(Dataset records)
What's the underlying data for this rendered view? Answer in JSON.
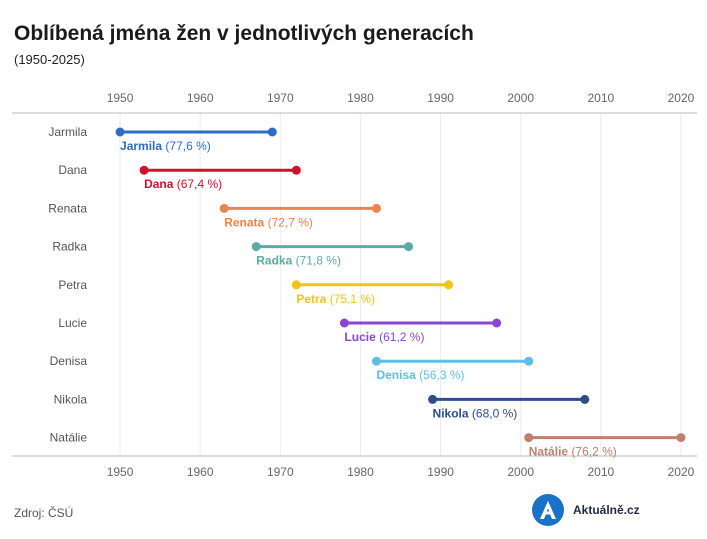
{
  "chart_data": {
    "type": "dumbbell",
    "title": "Oblíbená jména žen v jednotlivých generacích",
    "subtitle": "(1950-2025)",
    "xlabel": "",
    "ylabel": "",
    "xlim": [
      1947,
      2022
    ],
    "x_ticks": [
      1950,
      1960,
      1970,
      1980,
      1990,
      2000,
      2010,
      2020
    ],
    "grid": true,
    "series": [
      {
        "name": "Jarmila",
        "start": 1950,
        "end": 1969,
        "label": "Jarmila",
        "value": "(77,6 %)",
        "color": "#2d6dc4"
      },
      {
        "name": "Dana",
        "start": 1953,
        "end": 1972,
        "label": "Dana",
        "value": "(67,4 %)",
        "color": "#d0112b"
      },
      {
        "name": "Renata",
        "start": 1963,
        "end": 1982,
        "label": "Renata",
        "value": "(72,7 %)",
        "color": "#f0834a"
      },
      {
        "name": "Radka",
        "start": 1967,
        "end": 1986,
        "label": "Radka",
        "value": "(71,8 %)",
        "color": "#5aaba6"
      },
      {
        "name": "Petra",
        "start": 1972,
        "end": 1991,
        "label": "Petra",
        "value": "(75,1 %)",
        "color": "#f2c413"
      },
      {
        "name": "Lucie",
        "start": 1978,
        "end": 1997,
        "label": "Lucie",
        "value": "(61,2 %)",
        "color": "#8a45d6"
      },
      {
        "name": "Denisa",
        "start": 1982,
        "end": 2001,
        "label": "Denisa",
        "value": "(56,3 %)",
        "color": "#5bbfe6"
      },
      {
        "name": "Nikola",
        "start": 1989,
        "end": 2008,
        "label": "Nikola",
        "value": "(68,0 %)",
        "color": "#2d4d8c"
      },
      {
        "name": "Natálie",
        "start": 2001,
        "end": 2020,
        "label": "Natálie",
        "value": "(76,2 %)",
        "color": "#c07f6d"
      }
    ]
  },
  "source": "Zdroj: ČSÚ",
  "logo": {
    "text": "Aktuálně.cz",
    "letter": "A"
  }
}
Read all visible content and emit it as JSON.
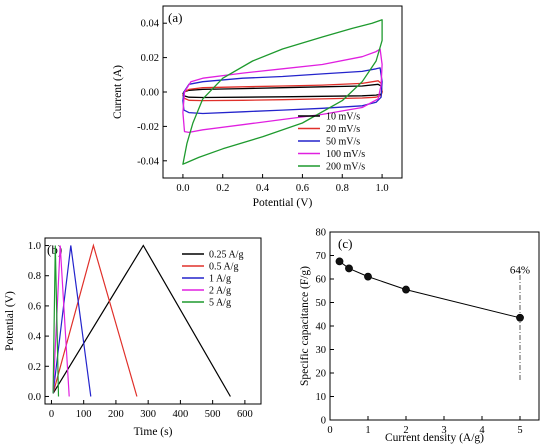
{
  "chart_data": [
    {
      "panel": "(a)",
      "type": "line",
      "xlabel": "Potential (V)",
      "ylabel": "Current (A)",
      "xlim": [
        -0.1,
        1.1
      ],
      "ylim": [
        -0.05,
        0.05
      ],
      "xticks": [
        "0.0",
        "0.2",
        "0.4",
        "0.6",
        "0.8",
        "1.0"
      ],
      "yticks": [
        "-0.04",
        "-0.02",
        "0.00",
        "0.02",
        "0.04"
      ],
      "legend_position": "bottom-right",
      "series": [
        {
          "name": "10 mV/s",
          "color": "#000000",
          "x": [
            0.0,
            0.005,
            0.03,
            0.1,
            0.3,
            0.5,
            0.7,
            0.9,
            0.98,
            0.995,
            1.0,
            0.995,
            0.97,
            0.9,
            0.7,
            0.5,
            0.3,
            0.1,
            0.03,
            0.005,
            0.0
          ],
          "y": [
            -0.001,
            0.0,
            0.001,
            0.0015,
            0.002,
            0.0025,
            0.003,
            0.0035,
            0.0045,
            0.0035,
            0.0,
            -0.0012,
            -0.0018,
            -0.0022,
            -0.0025,
            -0.0028,
            -0.003,
            -0.0032,
            -0.003,
            -0.0022,
            -0.001
          ]
        },
        {
          "name": "20 mV/s",
          "color": "#e0302a",
          "x": [
            0.0,
            0.005,
            0.03,
            0.1,
            0.3,
            0.5,
            0.7,
            0.9,
            0.98,
            0.995,
            1.0,
            0.995,
            0.97,
            0.9,
            0.7,
            0.5,
            0.3,
            0.1,
            0.03,
            0.005,
            0.0
          ],
          "y": [
            -0.002,
            0.0,
            0.0015,
            0.0025,
            0.003,
            0.0035,
            0.004,
            0.005,
            0.0065,
            0.005,
            0.0,
            -0.002,
            -0.003,
            -0.0035,
            -0.004,
            -0.0045,
            -0.0048,
            -0.005,
            -0.0048,
            -0.0035,
            -0.002
          ]
        },
        {
          "name": "50 mV/s",
          "color": "#2424cc",
          "x": [
            0.0,
            0.005,
            0.03,
            0.1,
            0.3,
            0.5,
            0.7,
            0.9,
            0.97,
            0.99,
            1.0,
            0.995,
            0.97,
            0.9,
            0.7,
            0.5,
            0.3,
            0.1,
            0.03,
            0.005,
            0.0
          ],
          "y": [
            -0.005,
            0.0,
            0.0045,
            0.006,
            0.008,
            0.009,
            0.0105,
            0.012,
            0.0135,
            0.014,
            0.006,
            -0.003,
            -0.006,
            -0.008,
            -0.0095,
            -0.0105,
            -0.0115,
            -0.0125,
            -0.012,
            -0.0105,
            -0.005
          ]
        },
        {
          "name": "100 mV/s",
          "color": "#e020e0",
          "x": [
            0.0,
            0.008,
            0.04,
            0.1,
            0.3,
            0.5,
            0.7,
            0.9,
            0.97,
            0.99,
            1.0,
            0.995,
            0.98,
            0.9,
            0.7,
            0.5,
            0.3,
            0.1,
            0.03,
            0.008,
            0.0
          ],
          "y": [
            -0.012,
            0.0,
            0.006,
            0.008,
            0.011,
            0.0135,
            0.016,
            0.0205,
            0.0235,
            0.025,
            0.016,
            0.004,
            -0.004,
            -0.009,
            -0.013,
            -0.016,
            -0.019,
            -0.022,
            -0.0235,
            -0.023,
            -0.012
          ]
        },
        {
          "name": "200 mV/s",
          "color": "#1e9a2e",
          "x": [
            0.0,
            0.02,
            0.05,
            0.1,
            0.2,
            0.35,
            0.5,
            0.7,
            0.85,
            0.95,
            1.0,
            1.0,
            0.97,
            0.9,
            0.8,
            0.6,
            0.4,
            0.2,
            0.08,
            0.02,
            0.0
          ],
          "y": [
            -0.042,
            -0.03,
            -0.018,
            -0.004,
            0.008,
            0.018,
            0.025,
            0.032,
            0.037,
            0.04,
            0.042,
            0.03,
            0.018,
            0.006,
            -0.005,
            -0.018,
            -0.026,
            -0.033,
            -0.038,
            -0.041,
            -0.042
          ]
        }
      ]
    },
    {
      "panel": "(b)",
      "type": "line",
      "xlabel": "Time (s)",
      "ylabel": "Potential (V)",
      "xlim": [
        -20,
        650
      ],
      "ylim": [
        -0.05,
        1.05
      ],
      "xticks": [
        "0",
        "100",
        "200",
        "300",
        "400",
        "500",
        "600"
      ],
      "yticks": [
        "0.0",
        "0.2",
        "0.4",
        "0.6",
        "0.8",
        "1.0"
      ],
      "legend_position": "top-right",
      "series": [
        {
          "name": "0.25 A/g",
          "color": "#000000",
          "x": [
            5,
            285,
            555
          ],
          "y": [
            0.02,
            1.0,
            0.0
          ]
        },
        {
          "name": "0.5 A/g",
          "color": "#e0302a",
          "x": [
            5,
            130,
            265
          ],
          "y": [
            0.02,
            1.0,
            0.0
          ]
        },
        {
          "name": "1 A/g",
          "color": "#2424cc",
          "x": [
            5,
            60,
            122
          ],
          "y": [
            0.02,
            1.0,
            0.0
          ]
        },
        {
          "name": "2 A/g",
          "color": "#e020e0",
          "x": [
            5,
            27,
            55
          ],
          "y": [
            0.02,
            1.0,
            0.0
          ]
        },
        {
          "name": "5 A/g",
          "color": "#1e9a2e",
          "x": [
            5,
            12,
            22
          ],
          "y": [
            0.02,
            1.0,
            0.0
          ]
        }
      ]
    },
    {
      "panel": "(c)",
      "type": "scatter",
      "xlabel": "Current density (A/g)",
      "ylabel": "Specific capacitance (F/g)",
      "xlim": [
        0,
        5.5
      ],
      "ylim": [
        0,
        80
      ],
      "xticks": [
        "0",
        "1",
        "2",
        "3",
        "4",
        "5"
      ],
      "yticks": [
        "0",
        "10",
        "20",
        "30",
        "40",
        "50",
        "60",
        "70",
        "80"
      ],
      "x": [
        0.25,
        0.5,
        1,
        2,
        5
      ],
      "y": [
        67.5,
        64.5,
        61,
        55.5,
        43.5
      ],
      "retention_line": {
        "x": 5,
        "y_range": [
          17,
          64
        ]
      },
      "annotation": "64%"
    }
  ]
}
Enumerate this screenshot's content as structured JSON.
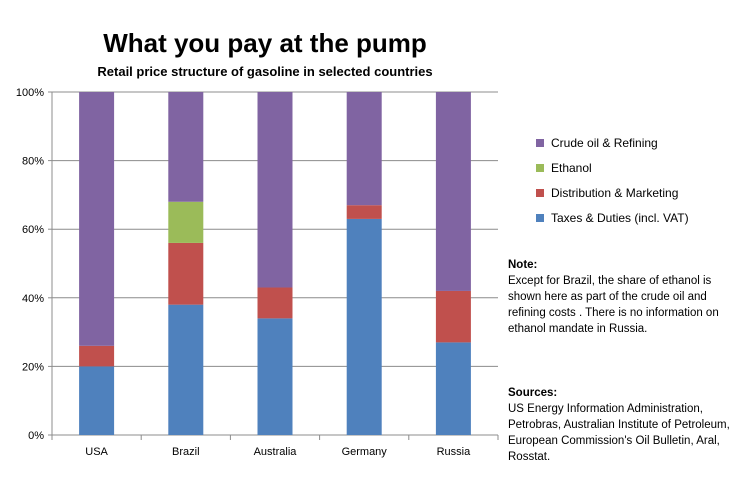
{
  "colors": {
    "crude": "#8064a2",
    "ethanol": "#9bbb59",
    "distribution": "#c0504d",
    "taxes": "#4f81bd"
  },
  "chart_data": {
    "type": "bar",
    "stacked": true,
    "title": "What you pay at the pump",
    "subtitle": "Retail price structure of gasoline in selected countries",
    "categories": [
      "USA",
      "Brazil",
      "Australia",
      "Germany",
      "Russia"
    ],
    "ylim": [
      0,
      100
    ],
    "yticks": [
      0,
      20,
      40,
      60,
      80,
      100
    ],
    "ytick_labels": [
      "0%",
      "20%",
      "40%",
      "60%",
      "80%",
      "100%"
    ],
    "grid": true,
    "legend_position": "right",
    "series": [
      {
        "name": "Taxes & Duties (incl. VAT)",
        "color_key": "taxes",
        "values": [
          20,
          38,
          34,
          63,
          27
        ]
      },
      {
        "name": "Distribution & Marketing",
        "color_key": "distribution",
        "values": [
          6,
          18,
          9,
          4,
          15
        ]
      },
      {
        "name": "Ethanol",
        "color_key": "ethanol",
        "values": [
          0,
          12,
          0,
          0,
          0
        ]
      },
      {
        "name": "Crude oil & Refining",
        "color_key": "crude",
        "values": [
          74,
          32,
          57,
          33,
          58
        ]
      }
    ],
    "legend_order": [
      3,
      2,
      1,
      0
    ]
  },
  "note": {
    "heading": "Note:",
    "text": "Except for Brazil, the share of ethanol is shown here as part of the crude oil and refining costs . There  is no information on ethanol mandate in Russia."
  },
  "sources": {
    "heading": "Sources:",
    "text": "US Energy Information Administration, Petrobras, Australian Institute of Petroleum, European Commission's Oil Bulletin,  Aral, Rosstat."
  }
}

## What is asked
Only lines with the word "ylabel" are wanted, so copy each one from the records.

## Problem solution
    "ylabel": "",
      "ylabel": "Current (A)",
      "ylabel": "Potential (V)",
      "ylabel": "Specific capacitance (F/g)",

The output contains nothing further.